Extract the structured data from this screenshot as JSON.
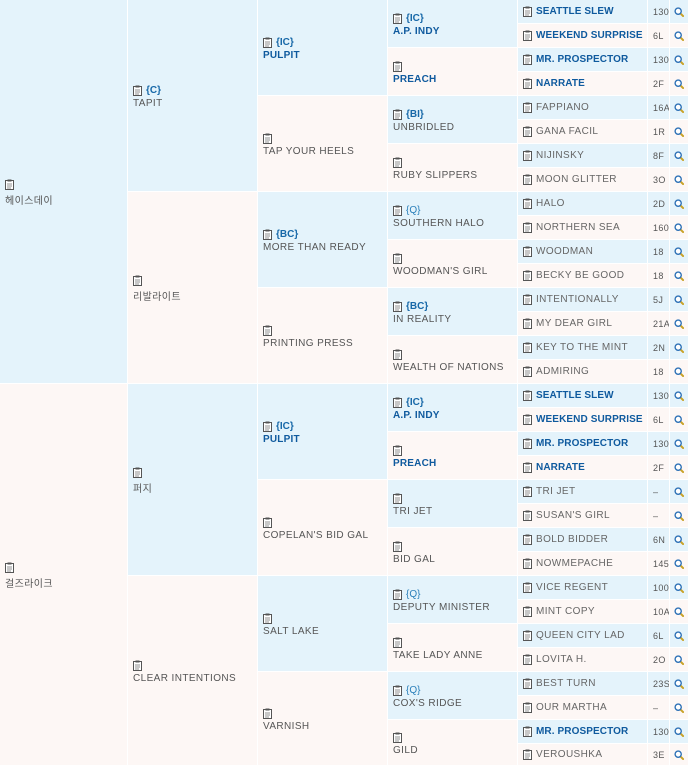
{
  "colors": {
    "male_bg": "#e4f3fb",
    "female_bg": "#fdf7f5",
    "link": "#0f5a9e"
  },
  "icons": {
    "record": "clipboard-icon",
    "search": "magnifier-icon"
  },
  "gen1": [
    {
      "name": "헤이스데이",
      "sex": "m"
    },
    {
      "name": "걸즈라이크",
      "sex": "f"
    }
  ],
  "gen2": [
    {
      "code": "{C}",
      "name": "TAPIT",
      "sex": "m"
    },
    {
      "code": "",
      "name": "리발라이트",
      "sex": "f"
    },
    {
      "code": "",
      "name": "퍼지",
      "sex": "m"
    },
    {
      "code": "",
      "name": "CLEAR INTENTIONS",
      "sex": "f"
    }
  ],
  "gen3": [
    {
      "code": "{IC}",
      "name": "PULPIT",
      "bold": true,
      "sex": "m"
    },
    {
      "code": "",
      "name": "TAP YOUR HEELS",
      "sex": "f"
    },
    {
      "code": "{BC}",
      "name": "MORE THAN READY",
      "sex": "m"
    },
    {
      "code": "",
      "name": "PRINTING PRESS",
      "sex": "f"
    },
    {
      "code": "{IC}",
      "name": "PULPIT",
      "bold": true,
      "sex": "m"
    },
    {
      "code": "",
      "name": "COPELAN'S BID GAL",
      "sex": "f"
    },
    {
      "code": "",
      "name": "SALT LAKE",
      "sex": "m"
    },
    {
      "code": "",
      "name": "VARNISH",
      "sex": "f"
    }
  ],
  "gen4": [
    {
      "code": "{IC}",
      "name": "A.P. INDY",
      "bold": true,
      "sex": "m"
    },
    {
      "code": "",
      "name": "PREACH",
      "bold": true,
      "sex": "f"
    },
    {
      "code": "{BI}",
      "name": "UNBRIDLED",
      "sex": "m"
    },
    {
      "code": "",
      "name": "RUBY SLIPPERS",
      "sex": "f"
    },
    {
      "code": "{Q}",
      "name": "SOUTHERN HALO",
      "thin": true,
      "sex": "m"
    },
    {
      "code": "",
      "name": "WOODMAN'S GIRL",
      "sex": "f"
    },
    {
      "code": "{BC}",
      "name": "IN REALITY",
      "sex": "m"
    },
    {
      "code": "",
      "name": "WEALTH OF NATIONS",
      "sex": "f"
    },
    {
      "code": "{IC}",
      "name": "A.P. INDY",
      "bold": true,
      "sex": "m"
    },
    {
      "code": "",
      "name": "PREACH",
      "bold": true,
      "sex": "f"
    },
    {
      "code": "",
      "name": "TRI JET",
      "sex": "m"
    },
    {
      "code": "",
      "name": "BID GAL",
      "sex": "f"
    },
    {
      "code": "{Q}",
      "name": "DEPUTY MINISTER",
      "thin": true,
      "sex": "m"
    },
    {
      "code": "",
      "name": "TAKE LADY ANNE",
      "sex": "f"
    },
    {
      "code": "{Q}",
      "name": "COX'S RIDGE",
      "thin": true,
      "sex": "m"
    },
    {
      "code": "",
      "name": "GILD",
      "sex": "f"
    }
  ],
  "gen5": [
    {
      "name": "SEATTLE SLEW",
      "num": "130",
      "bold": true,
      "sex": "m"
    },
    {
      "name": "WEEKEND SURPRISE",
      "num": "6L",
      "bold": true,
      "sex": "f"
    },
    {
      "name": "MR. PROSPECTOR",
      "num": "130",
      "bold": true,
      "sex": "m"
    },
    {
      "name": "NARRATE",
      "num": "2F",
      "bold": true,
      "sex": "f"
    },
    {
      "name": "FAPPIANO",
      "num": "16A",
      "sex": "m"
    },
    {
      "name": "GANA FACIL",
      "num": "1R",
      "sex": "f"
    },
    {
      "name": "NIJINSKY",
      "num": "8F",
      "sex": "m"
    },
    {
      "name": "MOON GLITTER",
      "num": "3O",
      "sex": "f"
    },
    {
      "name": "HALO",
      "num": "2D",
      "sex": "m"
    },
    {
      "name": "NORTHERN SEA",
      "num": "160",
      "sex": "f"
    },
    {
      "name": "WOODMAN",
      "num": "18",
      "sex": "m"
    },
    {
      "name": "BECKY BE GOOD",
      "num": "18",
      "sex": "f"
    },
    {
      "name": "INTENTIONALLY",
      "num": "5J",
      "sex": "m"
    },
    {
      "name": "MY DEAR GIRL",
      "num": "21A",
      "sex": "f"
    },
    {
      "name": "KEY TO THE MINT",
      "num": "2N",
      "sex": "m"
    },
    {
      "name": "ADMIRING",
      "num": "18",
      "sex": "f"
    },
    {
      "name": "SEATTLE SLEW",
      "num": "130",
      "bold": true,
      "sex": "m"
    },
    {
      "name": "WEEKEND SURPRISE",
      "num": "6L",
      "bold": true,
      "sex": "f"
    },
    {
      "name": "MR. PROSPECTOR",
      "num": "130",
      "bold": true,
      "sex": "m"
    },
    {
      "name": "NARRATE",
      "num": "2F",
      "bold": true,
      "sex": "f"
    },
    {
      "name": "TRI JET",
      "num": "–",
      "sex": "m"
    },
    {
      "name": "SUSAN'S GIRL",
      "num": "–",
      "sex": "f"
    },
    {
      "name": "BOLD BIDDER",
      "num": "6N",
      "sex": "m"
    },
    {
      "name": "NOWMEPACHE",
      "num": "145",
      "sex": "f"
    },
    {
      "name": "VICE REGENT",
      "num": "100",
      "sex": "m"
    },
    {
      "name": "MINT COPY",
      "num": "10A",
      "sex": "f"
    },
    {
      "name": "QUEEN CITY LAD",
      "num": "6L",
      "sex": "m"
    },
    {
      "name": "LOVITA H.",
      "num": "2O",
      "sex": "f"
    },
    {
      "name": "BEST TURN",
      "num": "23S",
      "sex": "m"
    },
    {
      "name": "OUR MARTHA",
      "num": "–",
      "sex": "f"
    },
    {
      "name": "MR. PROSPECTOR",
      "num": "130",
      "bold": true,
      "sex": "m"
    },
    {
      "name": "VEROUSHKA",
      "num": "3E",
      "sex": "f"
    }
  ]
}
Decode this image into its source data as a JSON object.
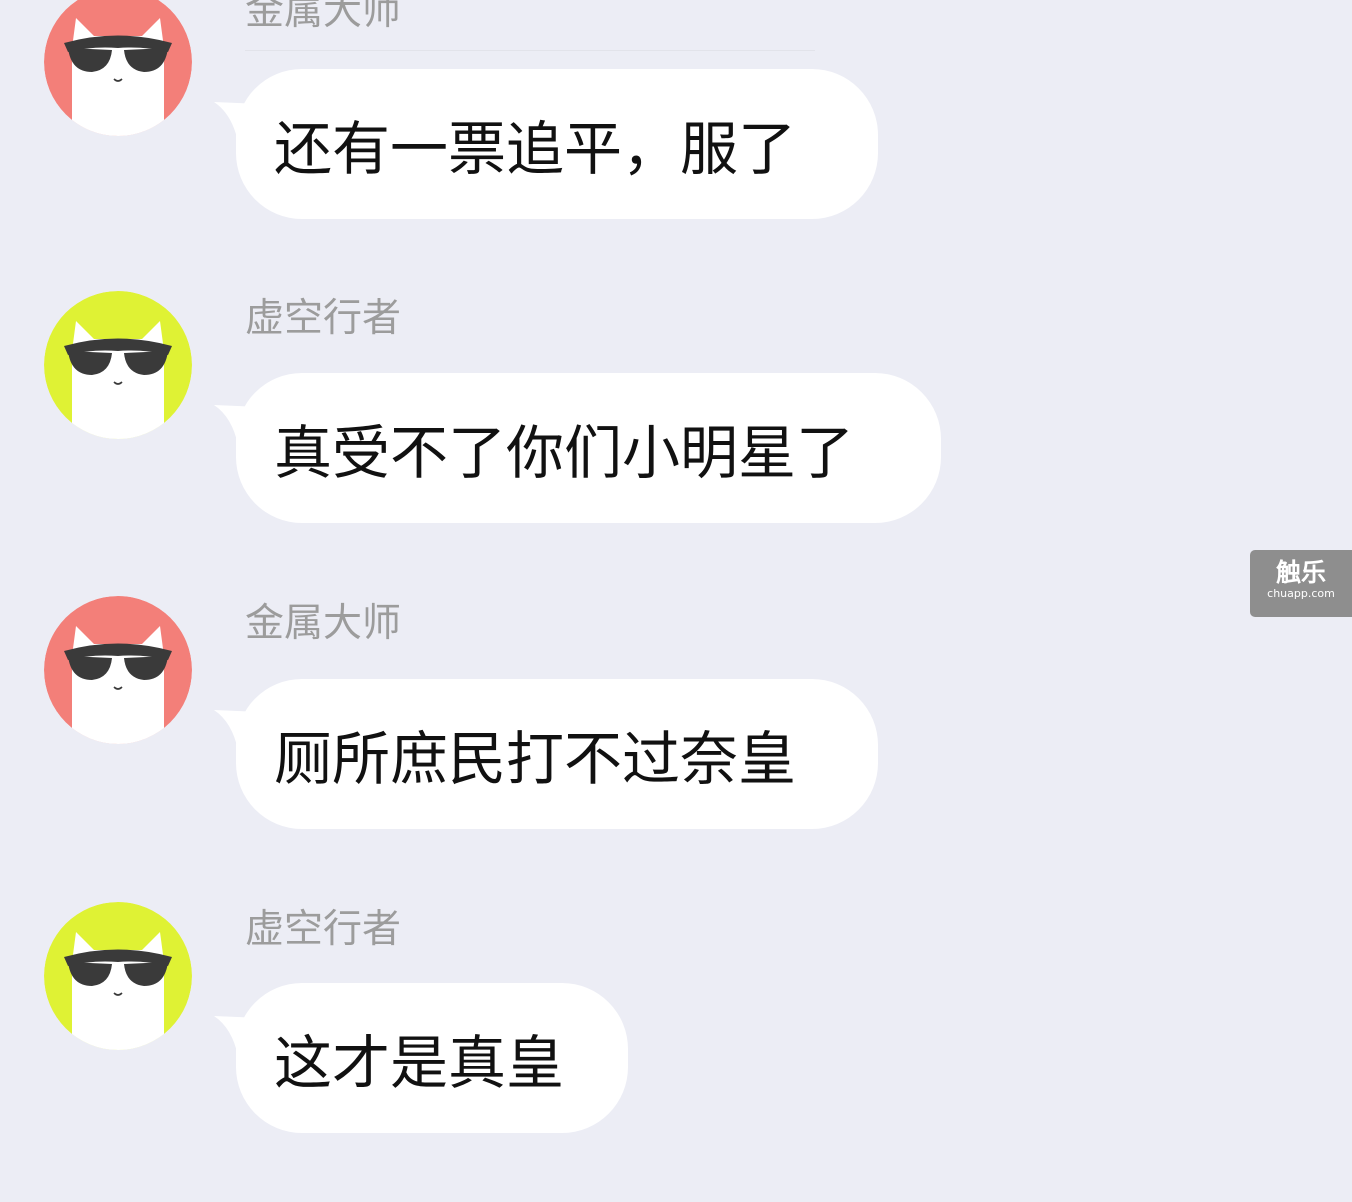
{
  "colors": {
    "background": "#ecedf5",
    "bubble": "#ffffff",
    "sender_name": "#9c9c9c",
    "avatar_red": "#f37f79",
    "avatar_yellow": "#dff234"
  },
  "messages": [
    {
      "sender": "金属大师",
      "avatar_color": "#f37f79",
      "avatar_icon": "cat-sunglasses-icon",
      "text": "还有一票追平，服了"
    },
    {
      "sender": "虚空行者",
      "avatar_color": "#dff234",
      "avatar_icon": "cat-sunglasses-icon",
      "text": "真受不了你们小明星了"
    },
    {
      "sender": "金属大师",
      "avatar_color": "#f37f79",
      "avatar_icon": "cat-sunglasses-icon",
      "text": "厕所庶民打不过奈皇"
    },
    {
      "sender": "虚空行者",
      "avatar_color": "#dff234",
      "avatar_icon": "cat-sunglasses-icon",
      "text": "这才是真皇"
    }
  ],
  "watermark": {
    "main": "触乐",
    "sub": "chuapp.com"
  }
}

▶ **THE PROBLEM**: Retype the lines exactly as they appear, beginning with the line that contains "Decode this image" and ending with the final line of the entries, and omit the pictures.

▶ **EXERCISE ANSWER**:
Decode this image into its source data as a JSON object.
{
  "colors": {
    "background": "#ecedf5",
    "bubble": "#ffffff",
    "sender_name": "#9c9c9c",
    "avatar_red": "#f37f79",
    "avatar_yellow": "#dff234"
  },
  "messages": [
    {
      "sender": "金属大师",
      "avatar_color": "#f37f79",
      "avatar_icon": "cat-sunglasses-icon",
      "text": "还有一票追平，服了"
    },
    {
      "sender": "虚空行者",
      "avatar_color": "#dff234",
      "avatar_icon": "cat-sunglasses-icon",
      "text": "真受不了你们小明星了"
    },
    {
      "sender": "金属大师",
      "avatar_color": "#f37f79",
      "avatar_icon": "cat-sunglasses-icon",
      "text": "厕所庶民打不过奈皇"
    },
    {
      "sender": "虚空行者",
      "avatar_color": "#dff234",
      "avatar_icon": "cat-sunglasses-icon",
      "text": "这才是真皇"
    }
  ],
  "watermark": {
    "main": "触乐",
    "sub": "chuapp.com"
  }
}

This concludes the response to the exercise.